Task inputs:
────────────────

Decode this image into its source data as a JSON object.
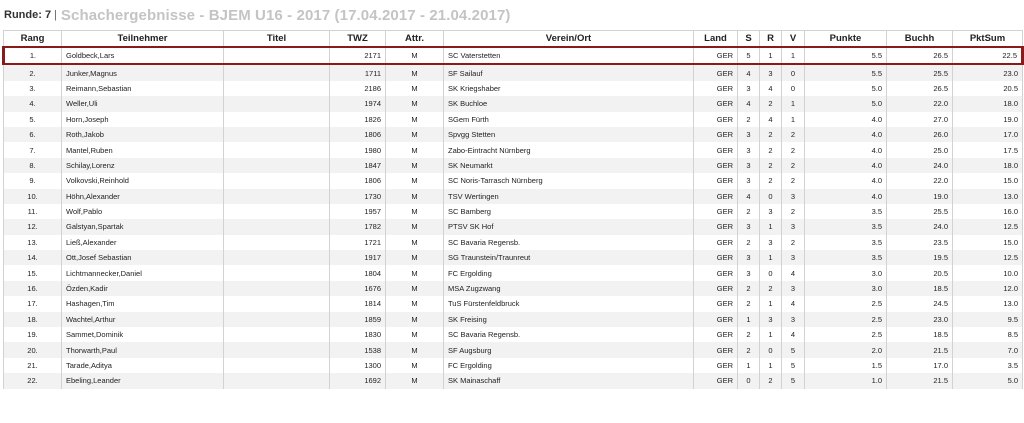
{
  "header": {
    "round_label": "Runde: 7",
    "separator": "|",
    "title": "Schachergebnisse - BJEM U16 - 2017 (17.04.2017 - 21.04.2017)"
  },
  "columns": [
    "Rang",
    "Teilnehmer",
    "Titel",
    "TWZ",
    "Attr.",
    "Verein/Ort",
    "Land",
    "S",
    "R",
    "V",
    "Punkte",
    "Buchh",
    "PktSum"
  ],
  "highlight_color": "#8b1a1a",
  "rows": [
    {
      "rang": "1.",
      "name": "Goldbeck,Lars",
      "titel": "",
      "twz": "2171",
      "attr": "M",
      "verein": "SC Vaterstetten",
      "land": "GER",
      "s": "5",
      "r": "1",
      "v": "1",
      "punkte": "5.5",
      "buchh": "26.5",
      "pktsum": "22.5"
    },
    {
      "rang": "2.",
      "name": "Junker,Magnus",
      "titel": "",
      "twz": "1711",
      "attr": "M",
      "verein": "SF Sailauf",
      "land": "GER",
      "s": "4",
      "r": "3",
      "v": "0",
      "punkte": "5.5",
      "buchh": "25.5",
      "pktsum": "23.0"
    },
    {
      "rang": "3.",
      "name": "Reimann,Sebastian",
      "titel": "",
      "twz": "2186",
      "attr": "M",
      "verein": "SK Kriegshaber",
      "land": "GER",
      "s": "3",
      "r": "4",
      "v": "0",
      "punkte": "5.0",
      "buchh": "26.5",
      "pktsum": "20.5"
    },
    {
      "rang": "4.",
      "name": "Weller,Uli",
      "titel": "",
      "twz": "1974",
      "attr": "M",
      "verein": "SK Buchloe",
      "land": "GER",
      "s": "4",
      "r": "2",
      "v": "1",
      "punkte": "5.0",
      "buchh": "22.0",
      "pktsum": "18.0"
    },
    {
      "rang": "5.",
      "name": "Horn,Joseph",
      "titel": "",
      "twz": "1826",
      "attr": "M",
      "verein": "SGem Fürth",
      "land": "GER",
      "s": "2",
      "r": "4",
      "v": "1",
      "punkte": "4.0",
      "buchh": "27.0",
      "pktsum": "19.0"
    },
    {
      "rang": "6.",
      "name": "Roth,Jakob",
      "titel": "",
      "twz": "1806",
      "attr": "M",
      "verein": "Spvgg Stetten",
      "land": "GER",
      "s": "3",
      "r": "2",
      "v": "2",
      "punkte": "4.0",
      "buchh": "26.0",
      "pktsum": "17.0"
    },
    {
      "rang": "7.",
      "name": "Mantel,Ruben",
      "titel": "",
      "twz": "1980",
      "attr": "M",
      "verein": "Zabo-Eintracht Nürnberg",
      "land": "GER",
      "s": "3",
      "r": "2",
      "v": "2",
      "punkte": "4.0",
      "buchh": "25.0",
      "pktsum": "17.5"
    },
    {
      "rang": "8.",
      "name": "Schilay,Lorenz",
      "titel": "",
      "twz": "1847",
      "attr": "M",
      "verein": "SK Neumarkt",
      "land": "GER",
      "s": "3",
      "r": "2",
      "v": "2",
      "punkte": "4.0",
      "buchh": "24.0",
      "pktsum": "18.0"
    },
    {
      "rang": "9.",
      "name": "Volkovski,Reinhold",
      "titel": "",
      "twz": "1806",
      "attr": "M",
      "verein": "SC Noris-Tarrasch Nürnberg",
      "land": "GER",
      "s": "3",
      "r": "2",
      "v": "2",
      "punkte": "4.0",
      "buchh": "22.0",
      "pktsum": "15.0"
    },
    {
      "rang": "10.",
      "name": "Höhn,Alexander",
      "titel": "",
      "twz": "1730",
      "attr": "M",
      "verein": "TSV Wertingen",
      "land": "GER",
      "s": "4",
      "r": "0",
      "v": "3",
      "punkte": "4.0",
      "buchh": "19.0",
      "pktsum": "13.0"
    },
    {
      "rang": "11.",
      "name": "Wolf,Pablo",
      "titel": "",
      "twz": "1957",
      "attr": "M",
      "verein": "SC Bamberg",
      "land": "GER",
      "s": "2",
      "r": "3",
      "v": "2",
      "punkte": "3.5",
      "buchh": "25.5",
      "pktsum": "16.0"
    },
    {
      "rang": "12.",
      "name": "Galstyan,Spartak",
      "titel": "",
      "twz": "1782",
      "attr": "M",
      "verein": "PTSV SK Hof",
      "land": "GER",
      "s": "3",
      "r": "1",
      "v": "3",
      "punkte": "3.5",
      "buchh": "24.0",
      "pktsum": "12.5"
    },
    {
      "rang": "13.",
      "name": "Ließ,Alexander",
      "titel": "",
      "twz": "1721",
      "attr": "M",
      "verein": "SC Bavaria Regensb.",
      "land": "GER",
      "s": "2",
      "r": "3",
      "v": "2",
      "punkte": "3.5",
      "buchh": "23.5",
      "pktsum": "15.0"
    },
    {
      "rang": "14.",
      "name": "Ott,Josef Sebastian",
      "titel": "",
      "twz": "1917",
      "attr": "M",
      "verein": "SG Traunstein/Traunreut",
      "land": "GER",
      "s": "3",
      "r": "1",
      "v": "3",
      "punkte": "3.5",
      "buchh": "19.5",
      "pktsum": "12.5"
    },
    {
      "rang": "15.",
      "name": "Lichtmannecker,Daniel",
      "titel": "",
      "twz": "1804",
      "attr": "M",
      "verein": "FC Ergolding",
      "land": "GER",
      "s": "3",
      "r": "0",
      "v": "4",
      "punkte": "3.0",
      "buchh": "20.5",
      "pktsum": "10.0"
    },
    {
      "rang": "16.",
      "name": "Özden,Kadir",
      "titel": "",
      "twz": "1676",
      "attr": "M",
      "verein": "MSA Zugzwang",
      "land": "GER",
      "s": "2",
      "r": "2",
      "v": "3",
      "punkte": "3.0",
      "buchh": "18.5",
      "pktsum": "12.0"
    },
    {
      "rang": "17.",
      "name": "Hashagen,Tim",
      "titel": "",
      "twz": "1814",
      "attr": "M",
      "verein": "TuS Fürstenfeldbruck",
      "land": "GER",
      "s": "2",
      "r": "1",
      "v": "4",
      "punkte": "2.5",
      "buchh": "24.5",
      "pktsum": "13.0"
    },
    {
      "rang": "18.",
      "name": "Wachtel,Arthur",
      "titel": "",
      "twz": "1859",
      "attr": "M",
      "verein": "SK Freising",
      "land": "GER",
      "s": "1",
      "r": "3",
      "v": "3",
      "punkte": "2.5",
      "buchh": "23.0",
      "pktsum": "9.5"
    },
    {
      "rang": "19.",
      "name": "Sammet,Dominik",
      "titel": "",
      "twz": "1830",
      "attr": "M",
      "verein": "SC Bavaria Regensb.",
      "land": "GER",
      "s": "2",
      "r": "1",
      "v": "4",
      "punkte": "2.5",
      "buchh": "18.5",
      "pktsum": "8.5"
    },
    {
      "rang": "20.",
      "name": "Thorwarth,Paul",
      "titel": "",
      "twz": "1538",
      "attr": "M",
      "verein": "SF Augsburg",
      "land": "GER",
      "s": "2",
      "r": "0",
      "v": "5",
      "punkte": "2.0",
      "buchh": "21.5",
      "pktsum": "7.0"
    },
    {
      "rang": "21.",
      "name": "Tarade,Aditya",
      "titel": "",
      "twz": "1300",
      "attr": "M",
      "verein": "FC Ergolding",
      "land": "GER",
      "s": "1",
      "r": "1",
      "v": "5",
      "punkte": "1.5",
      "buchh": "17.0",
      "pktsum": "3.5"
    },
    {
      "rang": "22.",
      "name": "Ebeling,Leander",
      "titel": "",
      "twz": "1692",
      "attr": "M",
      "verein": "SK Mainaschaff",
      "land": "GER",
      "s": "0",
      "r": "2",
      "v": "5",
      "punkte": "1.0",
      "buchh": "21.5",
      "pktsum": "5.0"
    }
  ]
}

────────────────

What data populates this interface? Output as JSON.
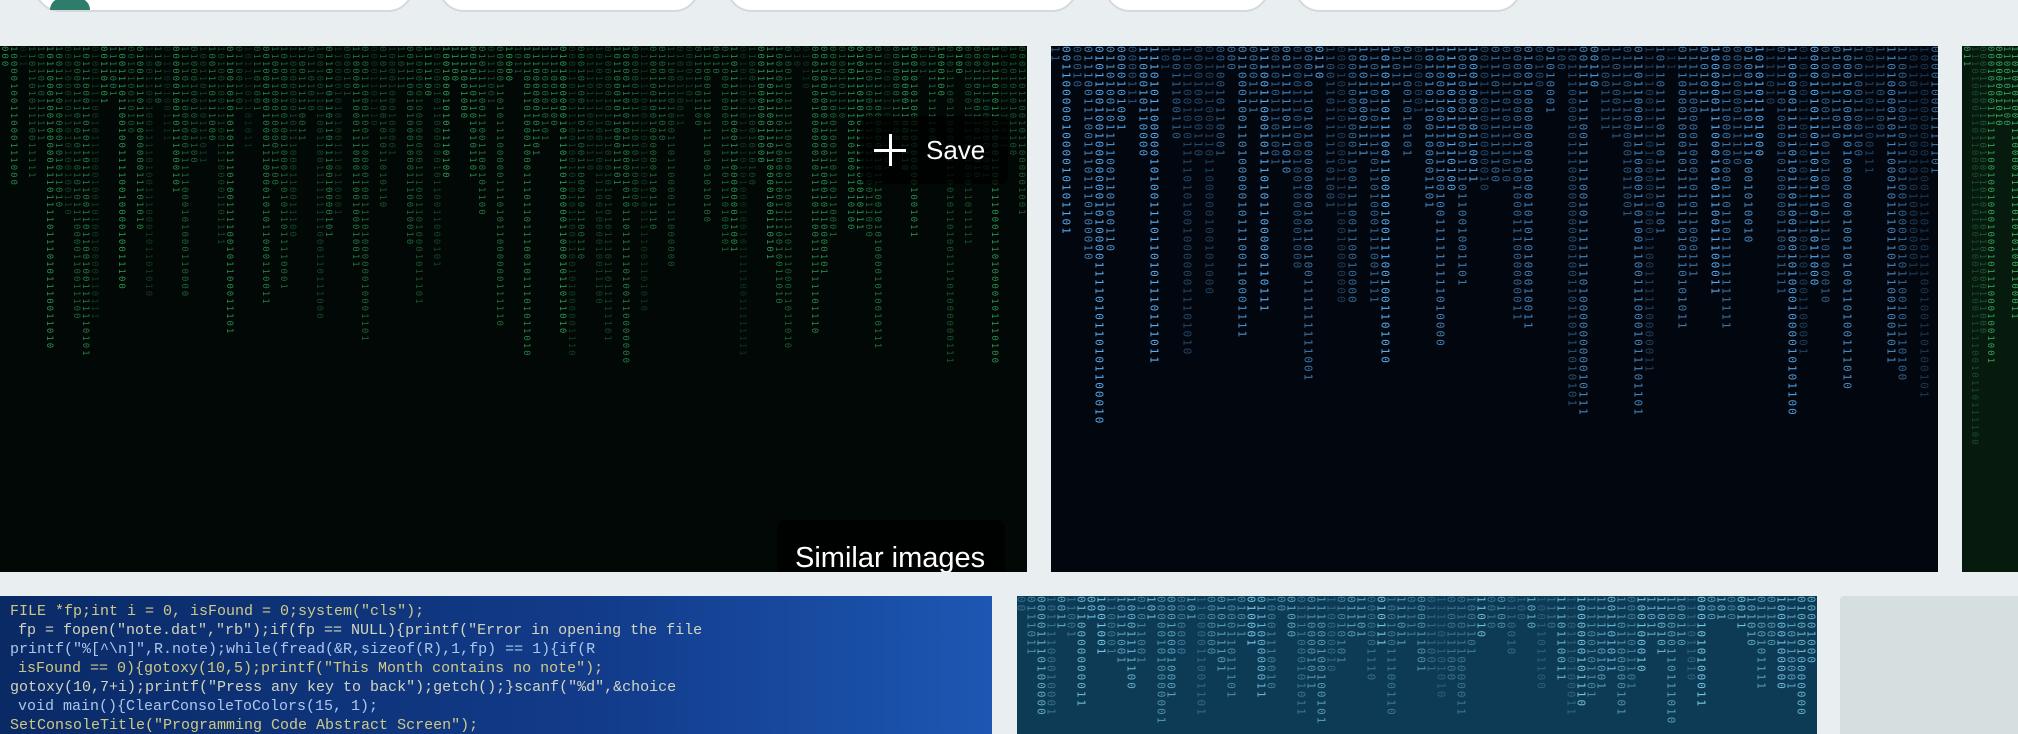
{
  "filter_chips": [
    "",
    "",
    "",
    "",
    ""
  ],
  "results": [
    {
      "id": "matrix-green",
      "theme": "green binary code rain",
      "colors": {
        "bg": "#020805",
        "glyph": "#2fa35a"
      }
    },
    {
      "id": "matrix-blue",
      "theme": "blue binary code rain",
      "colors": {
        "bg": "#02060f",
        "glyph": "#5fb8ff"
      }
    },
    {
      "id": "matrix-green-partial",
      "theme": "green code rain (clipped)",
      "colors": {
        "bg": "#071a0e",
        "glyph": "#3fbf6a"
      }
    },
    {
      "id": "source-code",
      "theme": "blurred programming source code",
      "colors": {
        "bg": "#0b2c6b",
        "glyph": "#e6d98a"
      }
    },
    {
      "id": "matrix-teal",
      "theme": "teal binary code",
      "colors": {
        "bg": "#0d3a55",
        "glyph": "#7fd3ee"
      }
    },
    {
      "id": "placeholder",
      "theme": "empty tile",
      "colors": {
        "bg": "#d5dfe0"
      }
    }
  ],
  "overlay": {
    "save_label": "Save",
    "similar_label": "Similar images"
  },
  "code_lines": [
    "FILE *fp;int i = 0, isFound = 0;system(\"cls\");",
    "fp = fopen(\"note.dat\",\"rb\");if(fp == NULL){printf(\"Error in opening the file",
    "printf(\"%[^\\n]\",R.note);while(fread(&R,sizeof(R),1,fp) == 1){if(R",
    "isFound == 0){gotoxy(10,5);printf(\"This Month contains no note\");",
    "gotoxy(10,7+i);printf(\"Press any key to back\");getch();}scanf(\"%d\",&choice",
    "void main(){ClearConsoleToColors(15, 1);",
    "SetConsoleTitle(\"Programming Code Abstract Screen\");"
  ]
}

────────────────

Search the data above for lines holding "green" and copy each of them.

Solution:
      "id": "matrix-green",
      "theme": "green binary code rain",
      "id": "matrix-green-partial",
      "theme": "green code rain (clipped)",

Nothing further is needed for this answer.